### EXERCISE
Lines containing the string "JSON" are to be counted; report only how many there are.

### INFORMATION SUPPLIED
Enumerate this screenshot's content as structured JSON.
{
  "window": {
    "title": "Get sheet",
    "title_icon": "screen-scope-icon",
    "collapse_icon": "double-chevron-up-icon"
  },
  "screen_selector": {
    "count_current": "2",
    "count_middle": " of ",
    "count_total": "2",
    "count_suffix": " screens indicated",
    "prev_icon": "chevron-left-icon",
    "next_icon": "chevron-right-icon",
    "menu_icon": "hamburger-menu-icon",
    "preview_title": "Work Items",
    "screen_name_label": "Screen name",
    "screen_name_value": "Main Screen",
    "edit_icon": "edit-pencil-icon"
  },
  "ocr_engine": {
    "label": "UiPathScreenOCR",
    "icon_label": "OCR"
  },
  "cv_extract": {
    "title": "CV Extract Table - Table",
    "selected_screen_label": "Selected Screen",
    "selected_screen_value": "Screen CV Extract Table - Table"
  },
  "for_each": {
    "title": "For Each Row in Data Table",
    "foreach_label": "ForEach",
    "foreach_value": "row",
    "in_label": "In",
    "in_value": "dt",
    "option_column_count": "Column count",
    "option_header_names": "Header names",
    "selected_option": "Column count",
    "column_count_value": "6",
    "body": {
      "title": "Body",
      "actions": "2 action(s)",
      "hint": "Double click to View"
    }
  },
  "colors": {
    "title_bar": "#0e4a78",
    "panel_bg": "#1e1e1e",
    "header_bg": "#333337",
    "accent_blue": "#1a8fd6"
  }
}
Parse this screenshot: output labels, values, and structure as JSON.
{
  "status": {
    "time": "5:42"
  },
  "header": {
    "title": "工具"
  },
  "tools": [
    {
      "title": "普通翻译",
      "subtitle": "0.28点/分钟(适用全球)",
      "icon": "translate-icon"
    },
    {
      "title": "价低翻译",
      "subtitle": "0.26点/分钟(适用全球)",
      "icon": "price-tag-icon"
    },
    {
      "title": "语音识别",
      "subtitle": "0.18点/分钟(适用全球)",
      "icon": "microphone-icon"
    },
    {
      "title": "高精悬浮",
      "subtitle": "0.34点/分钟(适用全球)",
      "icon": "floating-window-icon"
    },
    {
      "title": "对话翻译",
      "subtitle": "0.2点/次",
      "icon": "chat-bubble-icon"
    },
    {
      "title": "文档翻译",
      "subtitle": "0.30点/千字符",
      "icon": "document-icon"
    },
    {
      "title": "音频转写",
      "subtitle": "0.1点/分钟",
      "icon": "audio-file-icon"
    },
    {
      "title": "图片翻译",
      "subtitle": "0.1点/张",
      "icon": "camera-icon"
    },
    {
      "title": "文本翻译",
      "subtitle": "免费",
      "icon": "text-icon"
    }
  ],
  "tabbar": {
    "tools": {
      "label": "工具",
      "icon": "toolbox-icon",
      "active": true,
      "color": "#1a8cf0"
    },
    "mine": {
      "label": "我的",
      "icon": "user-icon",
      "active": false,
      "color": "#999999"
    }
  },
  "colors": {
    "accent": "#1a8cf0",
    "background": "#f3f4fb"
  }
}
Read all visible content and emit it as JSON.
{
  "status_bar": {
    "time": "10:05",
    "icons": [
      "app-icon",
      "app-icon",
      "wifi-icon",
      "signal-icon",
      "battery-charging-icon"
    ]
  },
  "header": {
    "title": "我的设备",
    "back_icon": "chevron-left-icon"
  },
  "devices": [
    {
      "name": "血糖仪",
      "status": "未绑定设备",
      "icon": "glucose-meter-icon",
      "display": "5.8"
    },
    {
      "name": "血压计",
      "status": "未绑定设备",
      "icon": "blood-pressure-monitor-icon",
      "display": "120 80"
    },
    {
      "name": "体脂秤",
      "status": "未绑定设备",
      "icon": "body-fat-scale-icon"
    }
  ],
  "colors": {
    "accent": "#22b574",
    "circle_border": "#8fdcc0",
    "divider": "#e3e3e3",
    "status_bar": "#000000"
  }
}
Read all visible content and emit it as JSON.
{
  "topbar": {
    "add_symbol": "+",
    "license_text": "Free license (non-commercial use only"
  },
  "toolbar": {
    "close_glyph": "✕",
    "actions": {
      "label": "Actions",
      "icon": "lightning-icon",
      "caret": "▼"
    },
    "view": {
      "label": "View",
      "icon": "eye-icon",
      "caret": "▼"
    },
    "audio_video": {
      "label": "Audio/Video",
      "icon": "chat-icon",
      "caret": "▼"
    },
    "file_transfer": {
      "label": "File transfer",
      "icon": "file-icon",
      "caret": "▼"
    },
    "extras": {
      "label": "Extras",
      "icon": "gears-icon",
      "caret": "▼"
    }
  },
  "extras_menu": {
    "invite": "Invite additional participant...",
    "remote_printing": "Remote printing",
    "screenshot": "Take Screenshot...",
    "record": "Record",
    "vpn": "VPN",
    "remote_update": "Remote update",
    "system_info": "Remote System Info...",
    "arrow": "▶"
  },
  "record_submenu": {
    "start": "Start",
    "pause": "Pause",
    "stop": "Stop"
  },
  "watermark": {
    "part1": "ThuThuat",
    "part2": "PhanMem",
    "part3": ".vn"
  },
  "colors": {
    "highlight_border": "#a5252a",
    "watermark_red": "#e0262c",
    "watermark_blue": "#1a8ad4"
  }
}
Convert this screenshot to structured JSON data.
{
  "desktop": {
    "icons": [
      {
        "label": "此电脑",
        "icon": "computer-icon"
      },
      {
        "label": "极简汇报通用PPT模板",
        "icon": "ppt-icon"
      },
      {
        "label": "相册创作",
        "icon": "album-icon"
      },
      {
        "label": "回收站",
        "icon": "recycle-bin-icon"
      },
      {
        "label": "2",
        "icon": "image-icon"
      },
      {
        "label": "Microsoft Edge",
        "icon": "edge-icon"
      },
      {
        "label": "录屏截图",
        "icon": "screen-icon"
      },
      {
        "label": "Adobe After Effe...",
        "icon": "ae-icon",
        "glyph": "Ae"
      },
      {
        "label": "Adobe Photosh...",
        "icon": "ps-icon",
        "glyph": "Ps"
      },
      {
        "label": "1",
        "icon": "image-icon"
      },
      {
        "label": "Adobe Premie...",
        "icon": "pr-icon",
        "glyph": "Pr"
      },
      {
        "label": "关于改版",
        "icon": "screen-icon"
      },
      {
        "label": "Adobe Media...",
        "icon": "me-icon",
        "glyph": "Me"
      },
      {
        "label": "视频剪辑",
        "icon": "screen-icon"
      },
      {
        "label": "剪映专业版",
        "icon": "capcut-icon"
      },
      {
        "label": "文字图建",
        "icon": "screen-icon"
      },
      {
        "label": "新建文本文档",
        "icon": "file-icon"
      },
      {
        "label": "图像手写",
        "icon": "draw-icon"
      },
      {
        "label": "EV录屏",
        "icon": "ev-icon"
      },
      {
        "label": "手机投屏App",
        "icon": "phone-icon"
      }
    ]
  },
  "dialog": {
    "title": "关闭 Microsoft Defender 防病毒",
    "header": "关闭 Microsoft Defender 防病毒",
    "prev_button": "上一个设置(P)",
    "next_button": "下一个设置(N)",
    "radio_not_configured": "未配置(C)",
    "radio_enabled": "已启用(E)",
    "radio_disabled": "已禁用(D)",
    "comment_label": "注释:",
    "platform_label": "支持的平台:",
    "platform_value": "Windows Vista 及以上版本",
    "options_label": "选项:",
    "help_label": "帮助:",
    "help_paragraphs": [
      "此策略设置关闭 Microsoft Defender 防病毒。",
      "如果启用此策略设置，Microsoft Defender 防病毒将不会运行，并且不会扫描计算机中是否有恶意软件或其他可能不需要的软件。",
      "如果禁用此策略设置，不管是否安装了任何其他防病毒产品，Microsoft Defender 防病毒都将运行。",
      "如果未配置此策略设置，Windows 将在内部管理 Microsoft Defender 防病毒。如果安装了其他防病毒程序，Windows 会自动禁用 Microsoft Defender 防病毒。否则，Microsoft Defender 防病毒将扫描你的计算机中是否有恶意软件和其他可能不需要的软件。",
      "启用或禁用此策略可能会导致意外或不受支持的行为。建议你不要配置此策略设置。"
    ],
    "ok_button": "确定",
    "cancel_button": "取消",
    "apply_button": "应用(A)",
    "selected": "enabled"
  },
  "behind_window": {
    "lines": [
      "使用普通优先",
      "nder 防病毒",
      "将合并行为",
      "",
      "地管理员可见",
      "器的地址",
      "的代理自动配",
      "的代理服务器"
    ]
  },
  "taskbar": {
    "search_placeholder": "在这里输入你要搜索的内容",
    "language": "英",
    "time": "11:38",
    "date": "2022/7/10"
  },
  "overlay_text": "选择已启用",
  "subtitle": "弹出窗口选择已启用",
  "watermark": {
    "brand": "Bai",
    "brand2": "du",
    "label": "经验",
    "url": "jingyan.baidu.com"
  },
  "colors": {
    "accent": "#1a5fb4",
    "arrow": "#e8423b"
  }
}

### CORRECT RESPONSE
5